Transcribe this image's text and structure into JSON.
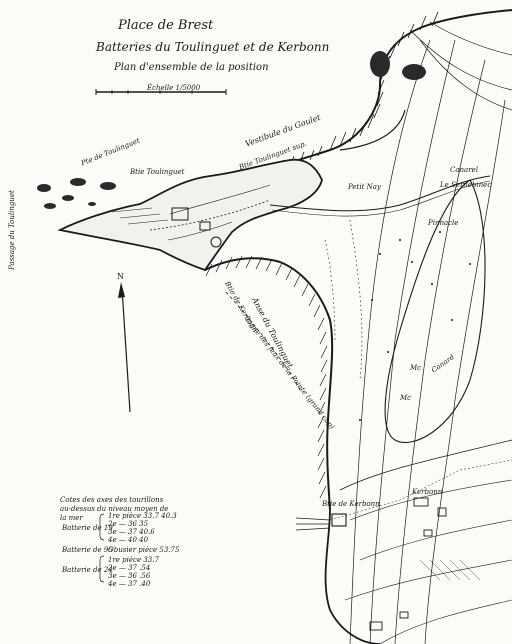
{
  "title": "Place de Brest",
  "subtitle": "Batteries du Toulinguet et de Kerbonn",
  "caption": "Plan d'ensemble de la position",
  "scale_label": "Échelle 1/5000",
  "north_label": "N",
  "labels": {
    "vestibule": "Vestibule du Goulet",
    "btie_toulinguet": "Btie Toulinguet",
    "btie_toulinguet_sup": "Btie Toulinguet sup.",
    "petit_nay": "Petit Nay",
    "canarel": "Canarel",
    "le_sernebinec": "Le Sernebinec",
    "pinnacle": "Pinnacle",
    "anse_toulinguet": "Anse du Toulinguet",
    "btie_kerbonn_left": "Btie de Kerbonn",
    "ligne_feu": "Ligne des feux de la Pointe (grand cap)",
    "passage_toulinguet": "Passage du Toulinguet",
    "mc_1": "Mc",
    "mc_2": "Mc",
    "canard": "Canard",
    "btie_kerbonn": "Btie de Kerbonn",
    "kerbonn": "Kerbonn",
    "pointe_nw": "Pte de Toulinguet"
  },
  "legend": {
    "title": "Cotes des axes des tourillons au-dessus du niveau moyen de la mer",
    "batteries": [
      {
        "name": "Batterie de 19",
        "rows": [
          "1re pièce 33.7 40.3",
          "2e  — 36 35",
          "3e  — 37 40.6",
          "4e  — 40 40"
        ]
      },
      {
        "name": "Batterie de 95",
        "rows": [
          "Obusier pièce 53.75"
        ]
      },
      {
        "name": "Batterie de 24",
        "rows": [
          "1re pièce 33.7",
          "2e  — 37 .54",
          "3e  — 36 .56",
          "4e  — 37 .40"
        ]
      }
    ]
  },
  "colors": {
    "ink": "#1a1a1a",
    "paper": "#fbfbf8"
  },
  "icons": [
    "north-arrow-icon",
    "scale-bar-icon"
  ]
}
■ ■ ■ ■
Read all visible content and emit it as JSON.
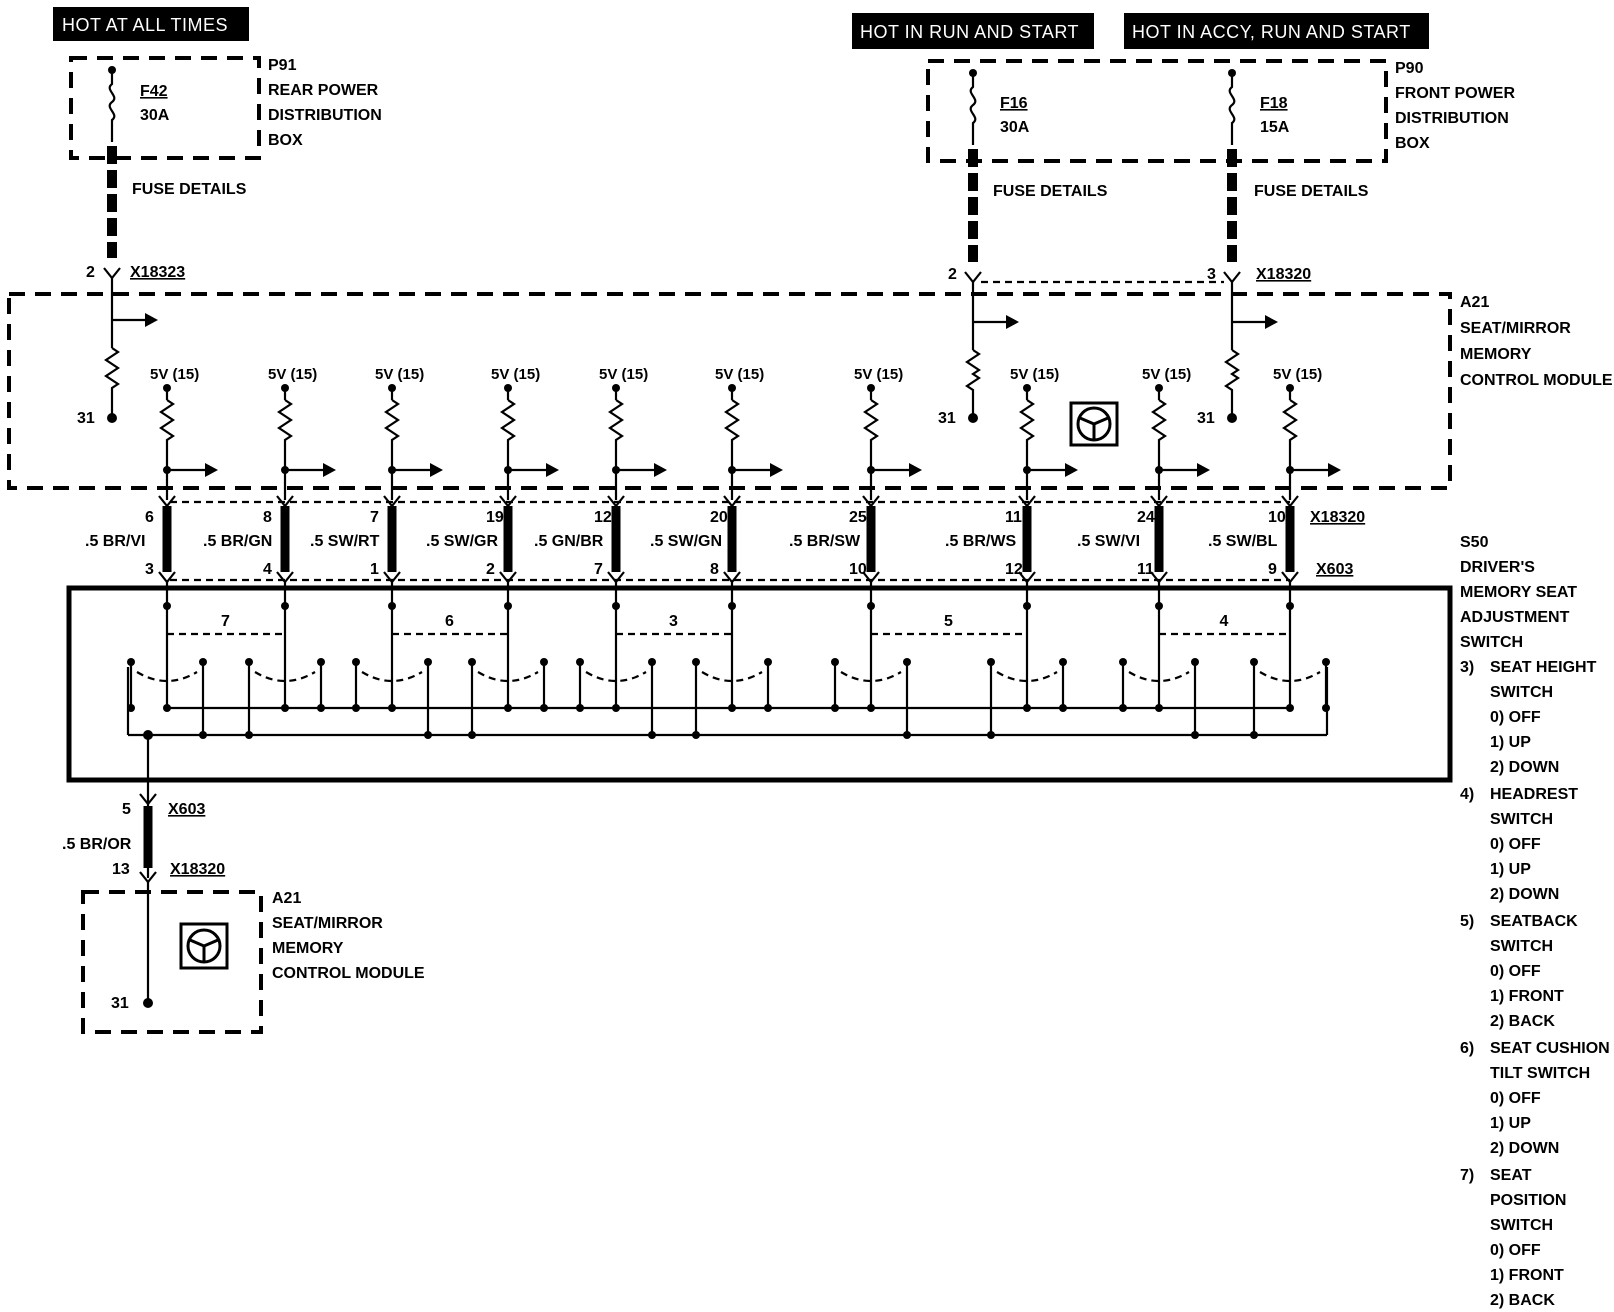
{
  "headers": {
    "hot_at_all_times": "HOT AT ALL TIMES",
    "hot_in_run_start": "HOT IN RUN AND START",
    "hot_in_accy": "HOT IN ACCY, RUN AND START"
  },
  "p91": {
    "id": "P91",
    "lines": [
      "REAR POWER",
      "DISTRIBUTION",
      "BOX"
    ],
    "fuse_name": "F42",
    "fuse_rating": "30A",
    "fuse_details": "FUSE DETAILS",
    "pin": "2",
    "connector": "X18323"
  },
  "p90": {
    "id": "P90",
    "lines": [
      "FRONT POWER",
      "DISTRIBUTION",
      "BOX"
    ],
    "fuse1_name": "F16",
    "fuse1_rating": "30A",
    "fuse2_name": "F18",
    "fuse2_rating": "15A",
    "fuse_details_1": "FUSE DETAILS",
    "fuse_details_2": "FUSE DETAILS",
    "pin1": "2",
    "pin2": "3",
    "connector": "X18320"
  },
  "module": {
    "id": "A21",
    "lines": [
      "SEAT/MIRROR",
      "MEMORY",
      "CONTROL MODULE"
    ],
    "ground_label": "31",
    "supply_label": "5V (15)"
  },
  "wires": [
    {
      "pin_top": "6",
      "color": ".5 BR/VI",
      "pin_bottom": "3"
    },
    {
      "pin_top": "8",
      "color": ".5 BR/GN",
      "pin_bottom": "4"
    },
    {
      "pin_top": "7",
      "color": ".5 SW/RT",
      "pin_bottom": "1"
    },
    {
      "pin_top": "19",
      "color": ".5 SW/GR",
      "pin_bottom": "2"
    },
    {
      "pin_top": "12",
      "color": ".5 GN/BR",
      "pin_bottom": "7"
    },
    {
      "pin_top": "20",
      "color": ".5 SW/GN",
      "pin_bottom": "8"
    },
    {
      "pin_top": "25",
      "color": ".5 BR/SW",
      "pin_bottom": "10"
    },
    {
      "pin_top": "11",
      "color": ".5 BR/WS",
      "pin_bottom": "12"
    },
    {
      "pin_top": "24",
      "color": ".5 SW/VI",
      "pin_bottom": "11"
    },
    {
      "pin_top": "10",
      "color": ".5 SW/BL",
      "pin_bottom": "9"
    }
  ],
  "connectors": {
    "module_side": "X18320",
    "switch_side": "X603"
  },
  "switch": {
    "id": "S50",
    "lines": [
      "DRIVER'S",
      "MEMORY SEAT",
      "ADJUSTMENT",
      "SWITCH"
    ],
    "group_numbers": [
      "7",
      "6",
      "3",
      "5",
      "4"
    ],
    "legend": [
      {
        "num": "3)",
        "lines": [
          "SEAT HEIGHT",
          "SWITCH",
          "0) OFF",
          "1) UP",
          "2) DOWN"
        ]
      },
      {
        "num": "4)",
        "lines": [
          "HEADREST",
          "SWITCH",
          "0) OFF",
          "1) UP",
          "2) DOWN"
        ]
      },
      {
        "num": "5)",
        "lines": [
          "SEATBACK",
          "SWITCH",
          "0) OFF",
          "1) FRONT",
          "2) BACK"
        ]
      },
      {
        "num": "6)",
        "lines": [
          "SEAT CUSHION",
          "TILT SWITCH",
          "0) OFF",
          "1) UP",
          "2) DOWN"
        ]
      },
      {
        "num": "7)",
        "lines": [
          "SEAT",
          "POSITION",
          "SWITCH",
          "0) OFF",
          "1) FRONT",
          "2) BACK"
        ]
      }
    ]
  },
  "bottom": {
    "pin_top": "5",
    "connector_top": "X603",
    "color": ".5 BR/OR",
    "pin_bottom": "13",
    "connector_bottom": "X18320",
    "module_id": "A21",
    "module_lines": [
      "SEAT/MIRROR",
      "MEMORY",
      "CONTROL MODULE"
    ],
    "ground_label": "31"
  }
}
■ ■ ■ ■
- _Problem details_: Tell how many lines contain the word "pièce", using only the number.

- _Solution to this exercise_: 3